• [Material to process]:
= = =
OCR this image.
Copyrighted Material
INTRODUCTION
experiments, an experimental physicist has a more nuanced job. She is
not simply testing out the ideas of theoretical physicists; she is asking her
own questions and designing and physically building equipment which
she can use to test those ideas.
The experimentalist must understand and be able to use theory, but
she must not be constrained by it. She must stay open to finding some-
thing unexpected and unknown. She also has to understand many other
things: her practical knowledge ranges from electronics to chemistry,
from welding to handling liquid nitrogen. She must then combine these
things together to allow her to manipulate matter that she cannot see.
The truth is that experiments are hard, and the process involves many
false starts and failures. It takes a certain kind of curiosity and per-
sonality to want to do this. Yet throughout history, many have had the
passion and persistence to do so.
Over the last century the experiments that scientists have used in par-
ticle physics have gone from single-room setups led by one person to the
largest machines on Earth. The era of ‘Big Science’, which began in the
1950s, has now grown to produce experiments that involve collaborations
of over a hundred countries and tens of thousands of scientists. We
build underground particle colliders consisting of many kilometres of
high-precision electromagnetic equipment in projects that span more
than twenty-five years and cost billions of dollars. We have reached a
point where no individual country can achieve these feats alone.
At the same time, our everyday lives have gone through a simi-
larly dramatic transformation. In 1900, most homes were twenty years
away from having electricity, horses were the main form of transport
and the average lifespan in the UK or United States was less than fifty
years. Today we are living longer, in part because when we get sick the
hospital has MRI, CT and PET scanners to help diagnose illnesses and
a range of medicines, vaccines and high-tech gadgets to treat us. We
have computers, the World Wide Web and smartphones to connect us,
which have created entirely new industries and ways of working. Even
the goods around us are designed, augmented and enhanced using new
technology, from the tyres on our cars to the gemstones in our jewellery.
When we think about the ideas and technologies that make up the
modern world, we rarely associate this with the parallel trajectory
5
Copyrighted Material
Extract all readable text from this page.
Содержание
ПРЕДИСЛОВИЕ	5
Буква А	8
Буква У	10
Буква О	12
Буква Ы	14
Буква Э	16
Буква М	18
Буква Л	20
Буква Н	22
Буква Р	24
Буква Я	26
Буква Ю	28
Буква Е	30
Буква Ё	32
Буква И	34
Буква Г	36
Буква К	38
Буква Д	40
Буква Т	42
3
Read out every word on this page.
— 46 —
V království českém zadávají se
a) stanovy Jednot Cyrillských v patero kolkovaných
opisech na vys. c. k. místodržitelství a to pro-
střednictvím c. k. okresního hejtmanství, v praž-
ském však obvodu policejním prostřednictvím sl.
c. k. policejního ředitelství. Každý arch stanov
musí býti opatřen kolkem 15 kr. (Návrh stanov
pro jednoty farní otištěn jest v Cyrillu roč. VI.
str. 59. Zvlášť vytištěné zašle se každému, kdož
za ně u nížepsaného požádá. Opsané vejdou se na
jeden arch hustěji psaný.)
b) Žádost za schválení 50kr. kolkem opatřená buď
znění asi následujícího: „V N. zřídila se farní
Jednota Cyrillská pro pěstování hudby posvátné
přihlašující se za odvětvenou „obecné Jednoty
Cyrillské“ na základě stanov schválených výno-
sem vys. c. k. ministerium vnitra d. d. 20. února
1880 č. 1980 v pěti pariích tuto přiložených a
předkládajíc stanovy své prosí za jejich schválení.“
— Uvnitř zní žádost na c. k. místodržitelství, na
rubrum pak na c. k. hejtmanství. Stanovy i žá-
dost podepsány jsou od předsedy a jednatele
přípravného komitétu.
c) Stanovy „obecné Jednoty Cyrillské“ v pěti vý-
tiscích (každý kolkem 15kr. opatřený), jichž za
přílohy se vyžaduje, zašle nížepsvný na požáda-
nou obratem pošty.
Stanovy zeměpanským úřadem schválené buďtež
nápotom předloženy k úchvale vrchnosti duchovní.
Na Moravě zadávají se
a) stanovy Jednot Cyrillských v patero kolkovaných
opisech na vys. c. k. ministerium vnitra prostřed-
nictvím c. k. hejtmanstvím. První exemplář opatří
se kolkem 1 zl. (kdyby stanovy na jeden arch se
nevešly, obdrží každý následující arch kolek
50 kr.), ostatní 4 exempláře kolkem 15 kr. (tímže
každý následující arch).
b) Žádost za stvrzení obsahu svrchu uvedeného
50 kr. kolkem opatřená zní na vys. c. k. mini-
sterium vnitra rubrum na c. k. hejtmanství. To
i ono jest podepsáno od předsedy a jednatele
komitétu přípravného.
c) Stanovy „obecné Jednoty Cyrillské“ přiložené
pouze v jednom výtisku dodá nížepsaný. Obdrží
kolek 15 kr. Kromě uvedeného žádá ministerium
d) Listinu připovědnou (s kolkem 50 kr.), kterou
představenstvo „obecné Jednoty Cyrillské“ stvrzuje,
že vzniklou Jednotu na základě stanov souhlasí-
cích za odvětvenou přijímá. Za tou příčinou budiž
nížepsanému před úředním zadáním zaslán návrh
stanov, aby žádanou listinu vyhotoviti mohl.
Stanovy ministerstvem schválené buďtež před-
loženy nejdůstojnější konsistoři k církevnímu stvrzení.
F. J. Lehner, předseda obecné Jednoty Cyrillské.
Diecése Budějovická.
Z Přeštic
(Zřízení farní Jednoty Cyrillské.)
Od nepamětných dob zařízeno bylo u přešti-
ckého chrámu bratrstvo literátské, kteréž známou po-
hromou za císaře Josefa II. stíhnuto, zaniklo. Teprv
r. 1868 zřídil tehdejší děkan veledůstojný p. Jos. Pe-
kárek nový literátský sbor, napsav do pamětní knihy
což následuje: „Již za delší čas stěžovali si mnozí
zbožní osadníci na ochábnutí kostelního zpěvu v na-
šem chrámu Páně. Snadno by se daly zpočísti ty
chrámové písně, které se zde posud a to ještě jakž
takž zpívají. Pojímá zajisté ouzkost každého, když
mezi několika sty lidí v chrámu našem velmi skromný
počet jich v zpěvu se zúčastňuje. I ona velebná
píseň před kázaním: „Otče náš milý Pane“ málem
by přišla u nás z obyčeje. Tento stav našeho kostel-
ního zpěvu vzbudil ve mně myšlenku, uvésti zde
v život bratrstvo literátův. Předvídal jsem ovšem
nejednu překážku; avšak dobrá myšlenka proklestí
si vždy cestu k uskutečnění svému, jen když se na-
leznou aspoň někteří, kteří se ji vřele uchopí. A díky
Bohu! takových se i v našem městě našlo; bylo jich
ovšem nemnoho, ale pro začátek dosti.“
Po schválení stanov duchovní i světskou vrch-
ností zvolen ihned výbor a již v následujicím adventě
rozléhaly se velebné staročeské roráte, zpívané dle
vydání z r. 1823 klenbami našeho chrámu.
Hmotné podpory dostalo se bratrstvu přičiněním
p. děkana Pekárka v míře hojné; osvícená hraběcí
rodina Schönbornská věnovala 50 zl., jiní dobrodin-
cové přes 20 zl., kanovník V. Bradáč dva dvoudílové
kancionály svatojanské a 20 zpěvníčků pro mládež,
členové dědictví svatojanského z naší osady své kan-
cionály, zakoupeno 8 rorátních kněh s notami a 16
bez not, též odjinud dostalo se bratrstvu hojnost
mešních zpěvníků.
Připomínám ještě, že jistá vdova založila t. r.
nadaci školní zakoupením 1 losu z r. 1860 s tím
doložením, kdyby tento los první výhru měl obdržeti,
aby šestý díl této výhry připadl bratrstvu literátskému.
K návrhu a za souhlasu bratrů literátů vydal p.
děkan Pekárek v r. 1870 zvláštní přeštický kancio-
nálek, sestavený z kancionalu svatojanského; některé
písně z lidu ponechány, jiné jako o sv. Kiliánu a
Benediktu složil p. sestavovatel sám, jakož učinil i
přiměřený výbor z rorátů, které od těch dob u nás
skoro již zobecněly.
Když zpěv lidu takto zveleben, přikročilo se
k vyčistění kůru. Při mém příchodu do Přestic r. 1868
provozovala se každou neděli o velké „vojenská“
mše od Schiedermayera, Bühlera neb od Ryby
= = =
• [Exercise prompt]:
Pull every line containing "rubrum" from the material above.

• [Answer for this exercise]:
rubrum pak na c. k. hejtmanství. Stanovy i žá-
sterium vnitra rubrum na c. k. hejtmanství. To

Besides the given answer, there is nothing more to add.